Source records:

○ ○ ○ ○ ○ ○ ○

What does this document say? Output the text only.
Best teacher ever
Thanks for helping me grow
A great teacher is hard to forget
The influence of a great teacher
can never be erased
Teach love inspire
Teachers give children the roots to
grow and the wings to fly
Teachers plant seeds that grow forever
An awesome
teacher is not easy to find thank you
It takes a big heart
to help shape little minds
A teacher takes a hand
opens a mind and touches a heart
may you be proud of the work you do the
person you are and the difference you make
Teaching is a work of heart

○ ○ ○ ○ ○ ○ ○

> [Work required]:
Return all of the data word for word.

> [Exercise answer]:
What does this document say? Output the text only.
Best teacher ever
Thanks for helping me grow
A great teacher is hard to forget
The influence of a great teacher
can never be erased
Teach love inspire
Teachers give children the roots to
grow and the wings to fly
Teachers plant seeds that grow forever
An awesome
teacher is not easy to find thank you
It takes a big heart
to help shape little minds
A teacher takes a hand
opens a mind and touches a heart
may you be proud of the work you do the
person you are and the difference you make
Teaching is a work of heart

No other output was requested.